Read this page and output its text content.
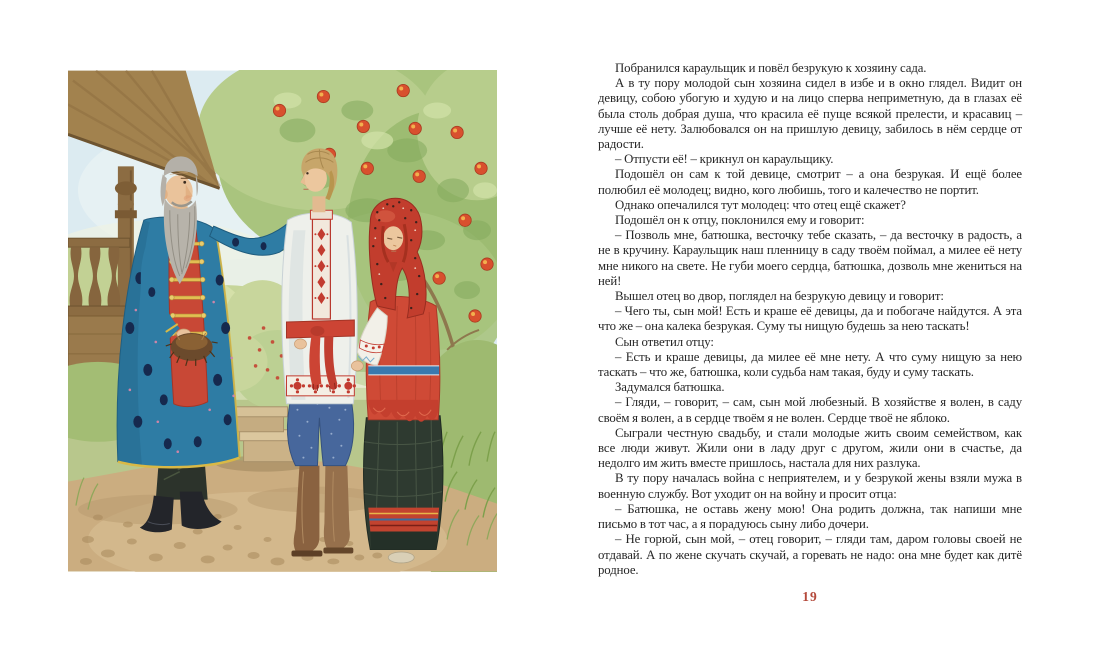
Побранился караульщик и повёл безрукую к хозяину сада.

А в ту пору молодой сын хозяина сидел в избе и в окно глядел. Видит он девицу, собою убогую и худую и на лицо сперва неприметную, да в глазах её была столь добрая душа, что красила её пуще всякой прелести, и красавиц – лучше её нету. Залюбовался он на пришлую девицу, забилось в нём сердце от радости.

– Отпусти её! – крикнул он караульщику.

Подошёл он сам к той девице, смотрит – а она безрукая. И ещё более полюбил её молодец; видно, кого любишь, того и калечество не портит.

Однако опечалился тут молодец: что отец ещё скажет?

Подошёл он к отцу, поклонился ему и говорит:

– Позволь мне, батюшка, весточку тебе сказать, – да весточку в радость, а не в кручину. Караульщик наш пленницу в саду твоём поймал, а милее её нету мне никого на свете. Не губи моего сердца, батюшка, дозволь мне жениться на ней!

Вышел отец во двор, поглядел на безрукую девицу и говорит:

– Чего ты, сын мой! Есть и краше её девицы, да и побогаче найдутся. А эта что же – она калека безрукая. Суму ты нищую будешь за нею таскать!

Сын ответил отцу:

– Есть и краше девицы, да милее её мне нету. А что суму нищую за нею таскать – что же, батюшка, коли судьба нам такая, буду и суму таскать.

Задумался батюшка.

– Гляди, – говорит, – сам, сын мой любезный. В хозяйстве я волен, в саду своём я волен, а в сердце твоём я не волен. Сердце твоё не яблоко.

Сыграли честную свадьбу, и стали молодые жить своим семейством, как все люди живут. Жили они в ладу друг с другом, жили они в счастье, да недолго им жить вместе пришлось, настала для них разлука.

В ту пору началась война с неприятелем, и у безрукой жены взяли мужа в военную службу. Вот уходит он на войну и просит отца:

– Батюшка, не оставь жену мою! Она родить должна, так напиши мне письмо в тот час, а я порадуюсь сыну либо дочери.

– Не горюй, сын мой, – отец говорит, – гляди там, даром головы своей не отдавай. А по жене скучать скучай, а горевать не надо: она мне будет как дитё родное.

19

= = = = =

● WRITTEN PROBLEM
Return all the entries word for word, but omit any pictures they contain.

● FULL RESPONSE
Read this page and output its text content.
Побранился караульщик и повёл безрукую к хозяину сада.

А в ту пору молодой сын хозяина сидел в избе и в окно глядел. Видит он девицу, собою убогую и худую и на лицо сперва неприметную, да в глазах её была столь добрая душа, что красила её пуще всякой прелести, и красавиц – лучше её нету. Залюбовался он на пришлую девицу, забилось в нём сердце от радости.

– Отпусти её! – крикнул он караульщику.

Подошёл он сам к той девице, смотрит – а она безрукая. И ещё более полюбил её молодец; видно, кого любишь, того и калечество не портит.

Однако опечалился тут молодец: что отец ещё скажет?

Подошёл он к отцу, поклонился ему и говорит:

– Позволь мне, батюшка, весточку тебе сказать, – да весточку в радость, а не в кручину. Караульщик наш пленницу в саду твоём поймал, а милее её нету мне никого на свете. Не губи моего сердца, батюшка, дозволь мне жениться на ней!

Вышел отец во двор, поглядел на безрукую девицу и говорит:

– Чего ты, сын мой! Есть и краше её девицы, да и побогаче найдутся. А эта что же – она калека безрукая. Суму ты нищую будешь за нею таскать!

Сын ответил отцу:

– Есть и краше девицы, да милее её мне нету. А что суму нищую за нею таскать – что же, батюшка, коли судьба нам такая, буду и суму таскать.

Задумался батюшка.

– Гляди, – говорит, – сам, сын мой любезный. В хозяйстве я волен, в саду своём я волен, а в сердце твоём я не волен. Сердце твоё не яблоко.

Сыграли честную свадьбу, и стали молодые жить своим семейством, как все люди живут. Жили они в ладу друг с другом, жили они в счастье, да недолго им жить вместе пришлось, настала для них разлука.

В ту пору началась война с неприятелем, и у безрукой жены взяли мужа в военную службу. Вот уходит он на войну и просит отца:

– Батюшка, не оставь жену мою! Она родить должна, так напиши мне письмо в тот час, а я порадуюсь сыну либо дочери.

– Не горюй, сын мой, – отец говорит, – гляди там, даром головы своей не отдавай. А по жене скучать скучай, а горевать не надо: она мне будет как дитё родное.

19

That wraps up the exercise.